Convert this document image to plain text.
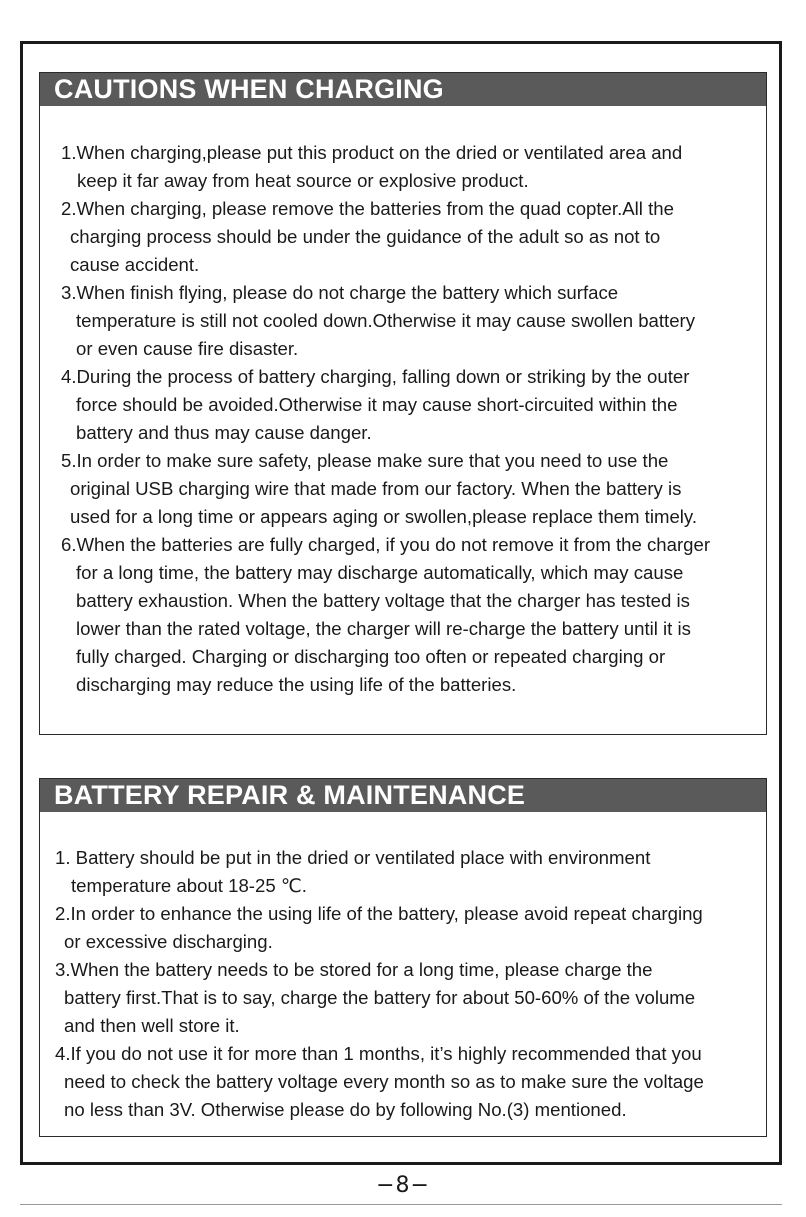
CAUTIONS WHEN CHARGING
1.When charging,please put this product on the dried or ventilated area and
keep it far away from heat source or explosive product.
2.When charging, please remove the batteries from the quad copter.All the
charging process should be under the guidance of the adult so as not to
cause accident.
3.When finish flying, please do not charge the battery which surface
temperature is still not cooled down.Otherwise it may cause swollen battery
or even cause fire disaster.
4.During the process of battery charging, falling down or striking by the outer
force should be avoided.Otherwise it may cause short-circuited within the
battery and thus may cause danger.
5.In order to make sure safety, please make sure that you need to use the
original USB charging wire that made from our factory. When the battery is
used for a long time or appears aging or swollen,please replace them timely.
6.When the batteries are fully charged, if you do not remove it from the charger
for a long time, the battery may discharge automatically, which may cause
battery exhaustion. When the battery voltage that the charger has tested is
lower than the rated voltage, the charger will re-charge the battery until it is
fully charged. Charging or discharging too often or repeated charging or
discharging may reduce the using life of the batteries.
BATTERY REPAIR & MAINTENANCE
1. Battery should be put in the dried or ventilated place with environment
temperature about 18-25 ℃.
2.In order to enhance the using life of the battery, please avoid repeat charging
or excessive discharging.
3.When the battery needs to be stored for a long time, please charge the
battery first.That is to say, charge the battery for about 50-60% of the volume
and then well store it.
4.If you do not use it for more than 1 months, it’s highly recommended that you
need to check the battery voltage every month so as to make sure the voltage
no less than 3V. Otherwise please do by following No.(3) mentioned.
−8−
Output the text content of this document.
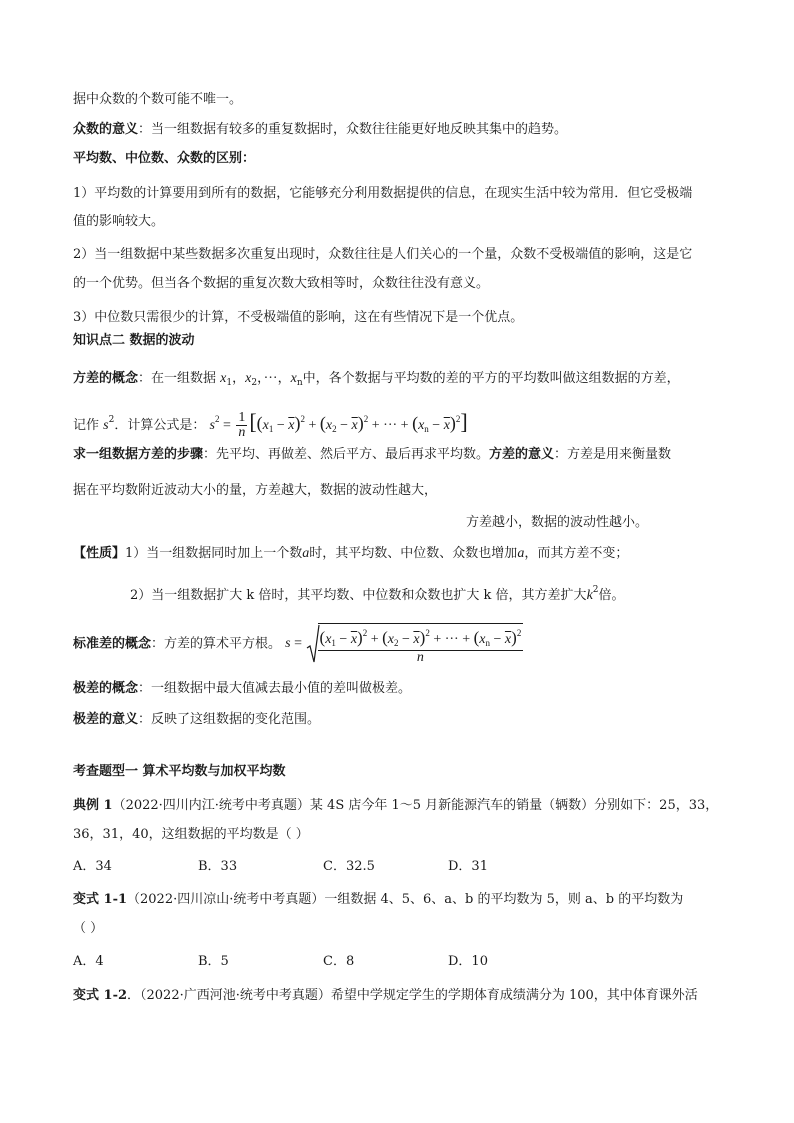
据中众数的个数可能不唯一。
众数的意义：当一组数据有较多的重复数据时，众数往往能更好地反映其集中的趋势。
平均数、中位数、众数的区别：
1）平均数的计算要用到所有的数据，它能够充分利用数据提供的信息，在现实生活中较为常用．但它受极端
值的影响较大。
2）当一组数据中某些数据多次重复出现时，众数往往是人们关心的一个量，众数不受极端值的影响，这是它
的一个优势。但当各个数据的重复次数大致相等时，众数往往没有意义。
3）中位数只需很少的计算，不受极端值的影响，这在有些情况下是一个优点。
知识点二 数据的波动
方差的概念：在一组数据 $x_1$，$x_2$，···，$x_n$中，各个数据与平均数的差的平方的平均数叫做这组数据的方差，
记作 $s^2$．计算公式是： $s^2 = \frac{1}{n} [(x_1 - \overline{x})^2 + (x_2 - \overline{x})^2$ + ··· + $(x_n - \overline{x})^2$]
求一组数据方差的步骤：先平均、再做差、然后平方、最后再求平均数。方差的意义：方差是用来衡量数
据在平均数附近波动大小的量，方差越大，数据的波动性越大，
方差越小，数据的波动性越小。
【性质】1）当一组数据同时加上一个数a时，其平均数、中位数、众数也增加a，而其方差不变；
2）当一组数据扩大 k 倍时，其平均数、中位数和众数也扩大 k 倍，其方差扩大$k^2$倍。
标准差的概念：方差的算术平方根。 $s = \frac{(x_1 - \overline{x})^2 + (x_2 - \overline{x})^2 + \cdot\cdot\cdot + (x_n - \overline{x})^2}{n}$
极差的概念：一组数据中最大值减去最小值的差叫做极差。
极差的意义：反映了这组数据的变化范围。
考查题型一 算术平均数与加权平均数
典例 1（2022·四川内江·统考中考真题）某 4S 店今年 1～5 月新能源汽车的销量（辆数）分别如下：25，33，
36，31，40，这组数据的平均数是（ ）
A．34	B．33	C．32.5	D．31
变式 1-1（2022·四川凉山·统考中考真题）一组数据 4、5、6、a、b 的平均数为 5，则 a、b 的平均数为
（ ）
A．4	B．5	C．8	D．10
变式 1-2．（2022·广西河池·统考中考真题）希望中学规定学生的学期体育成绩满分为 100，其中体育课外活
----------
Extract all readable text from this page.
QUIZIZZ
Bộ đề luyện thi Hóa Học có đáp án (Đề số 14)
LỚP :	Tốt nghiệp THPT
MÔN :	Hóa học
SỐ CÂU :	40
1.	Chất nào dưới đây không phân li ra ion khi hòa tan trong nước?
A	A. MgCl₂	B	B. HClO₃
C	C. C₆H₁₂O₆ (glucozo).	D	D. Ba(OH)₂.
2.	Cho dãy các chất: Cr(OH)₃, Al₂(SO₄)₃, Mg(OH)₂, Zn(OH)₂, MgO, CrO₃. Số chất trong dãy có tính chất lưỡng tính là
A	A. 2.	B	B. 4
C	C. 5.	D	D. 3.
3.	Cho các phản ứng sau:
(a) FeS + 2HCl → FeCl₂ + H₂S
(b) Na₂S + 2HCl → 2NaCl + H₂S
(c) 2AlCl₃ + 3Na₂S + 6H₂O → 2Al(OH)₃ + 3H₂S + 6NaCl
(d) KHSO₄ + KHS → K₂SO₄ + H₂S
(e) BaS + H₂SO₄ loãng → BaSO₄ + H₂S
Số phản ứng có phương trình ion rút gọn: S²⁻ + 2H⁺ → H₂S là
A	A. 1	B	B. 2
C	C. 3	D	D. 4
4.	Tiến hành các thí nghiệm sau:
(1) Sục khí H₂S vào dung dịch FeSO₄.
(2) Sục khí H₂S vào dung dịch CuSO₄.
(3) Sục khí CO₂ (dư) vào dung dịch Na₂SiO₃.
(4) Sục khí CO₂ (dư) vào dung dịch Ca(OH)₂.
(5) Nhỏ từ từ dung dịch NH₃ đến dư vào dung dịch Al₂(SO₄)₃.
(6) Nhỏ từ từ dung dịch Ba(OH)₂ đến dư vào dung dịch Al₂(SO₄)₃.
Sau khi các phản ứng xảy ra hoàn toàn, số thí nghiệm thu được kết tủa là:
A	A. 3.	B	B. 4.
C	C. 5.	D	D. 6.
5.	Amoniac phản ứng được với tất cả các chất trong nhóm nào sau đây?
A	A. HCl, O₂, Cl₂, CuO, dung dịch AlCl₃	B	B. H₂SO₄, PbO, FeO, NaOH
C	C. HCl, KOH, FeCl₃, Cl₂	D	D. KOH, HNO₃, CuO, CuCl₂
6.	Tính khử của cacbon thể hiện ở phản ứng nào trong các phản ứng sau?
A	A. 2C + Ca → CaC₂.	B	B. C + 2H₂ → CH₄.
----------
**Work required:** Please list every line of the records that contains "dung".

**Answer to this problem:**
(1) Sục khí H₂S vào dung dịch FeSO₄.
(2) Sục khí H₂S vào dung dịch CuSO₄.
(3) Sục khí CO₂ (dư) vào dung dịch Na₂SiO₃.
(4) Sục khí CO₂ (dư) vào dung dịch Ca(OH)₂.
(5) Nhỏ từ từ dung dịch NH₃ đến dư vào dung dịch Al₂(SO₄)₃.
(6) Nhỏ từ từ dung dịch Ba(OH)₂ đến dư vào dung dịch Al₂(SO₄)₃.
A	A. HCl, O₂, Cl₂, CuO, dung dịch AlCl₃	B	B. H₂SO₄, PbO, FeO, NaOH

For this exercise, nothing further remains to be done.